*WHAT TO WORK ON*. Leave every picture out and write out the records below exactly.

*RECORDS TO USE*.
::::::::::

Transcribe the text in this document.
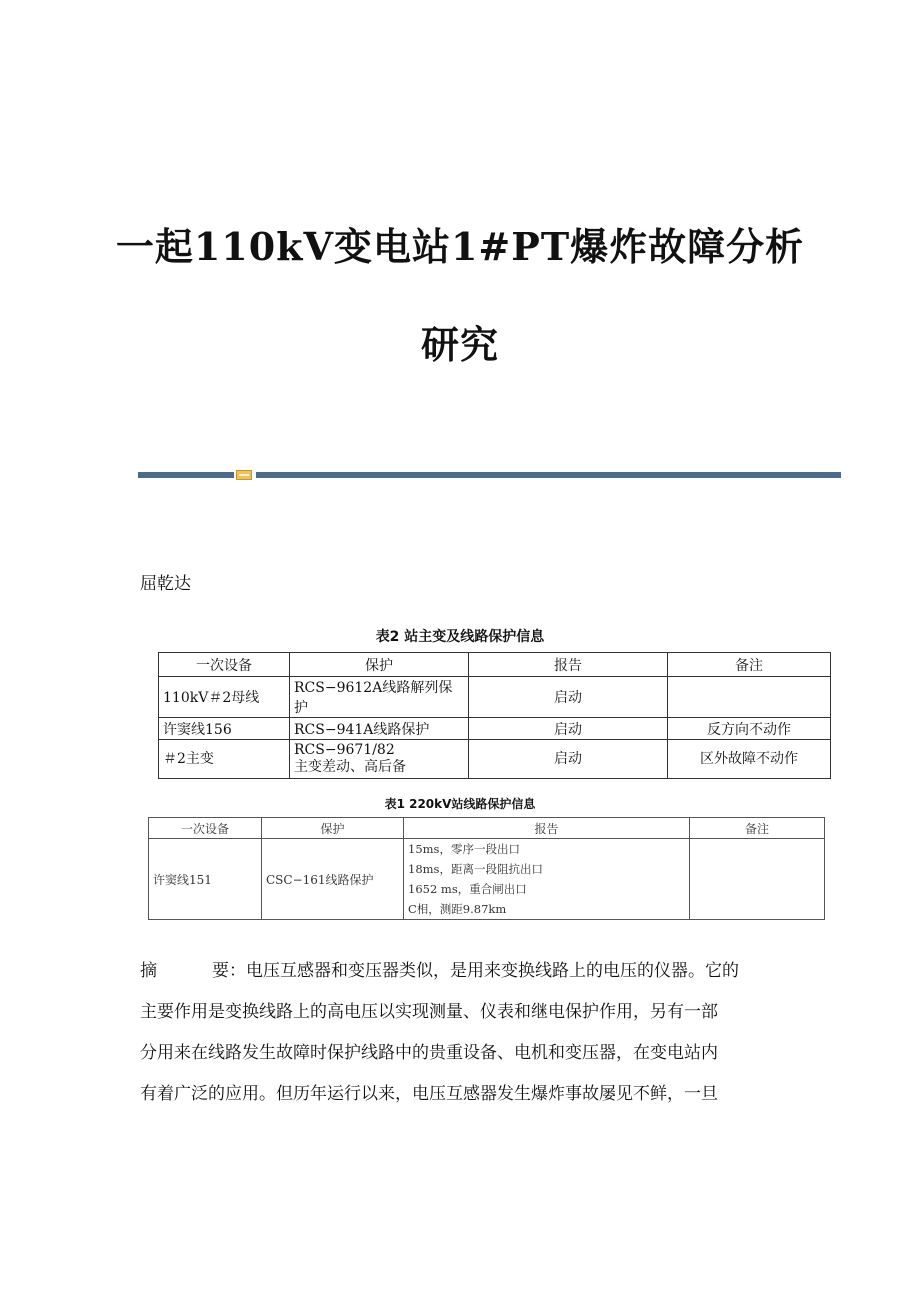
一起110kV变电站1#PT爆炸故障分析
研究
屈乾达
表2 站主变及线路保护信息
一次设备	保护	报告	备注
110kV＃2母线	RCS−9612A线路解列保护	启动	
许窦线156	RCS−941A线路保护	启动	反方向不动作
＃2主变	RCS−9671/82
主变差动、高后备	启动	区外故障不动作
表1 220kV站线路保护信息
一次设备	保护	报告	备注
许窦线151	CSC−161线路保护	15ms，零序一段出口
18ms，距离一段阻抗出口
1652 ms，重合闸出口
C相，测距9.87km	

摘	要： 电压互感器和变压器类似，是用来变换线路上的电压的仪器。它的
主要作用是变换线路上的高电压以实现测量、仪表和继电保护作用，另有一部
分用来在线路发生故障时保护线路中的贵重设备、电机和变压器，在变电站内
有着广泛的应用。但历年运行以来，电压互感器发生爆炸事故屡见不鲜，一旦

::::::::::

*RESPONSE*.
Transcribe the text in this document.
一起110kV变电站1#PT爆炸故障分析
研究
屈乾达
表2 站主变及线路保护信息
一次设备	保护	报告	备注
110kV＃2母线	RCS−9612A线路解列保护	启动	
许窦线156	RCS−941A线路保护	启动	反方向不动作
＃2主变	RCS−9671/82
主变差动、高后备	启动	区外故障不动作
表1 220kV站线路保护信息
一次设备	保护	报告	备注
许窦线151	CSC−161线路保护	15ms，零序一段出口
18ms，距离一段阻抗出口
1652 ms，重合闸出口
C相，测距9.87km	

摘	要： 电压互感器和变压器类似，是用来变换线路上的电压的仪器。它的
主要作用是变换线路上的高电压以实现测量、仪表和继电保护作用，另有一部
分用来在线路发生故障时保护线路中的贵重设备、电机和变压器，在变电站内
有着广泛的应用。但历年运行以来，电压互感器发生爆炸事故屡见不鲜，一旦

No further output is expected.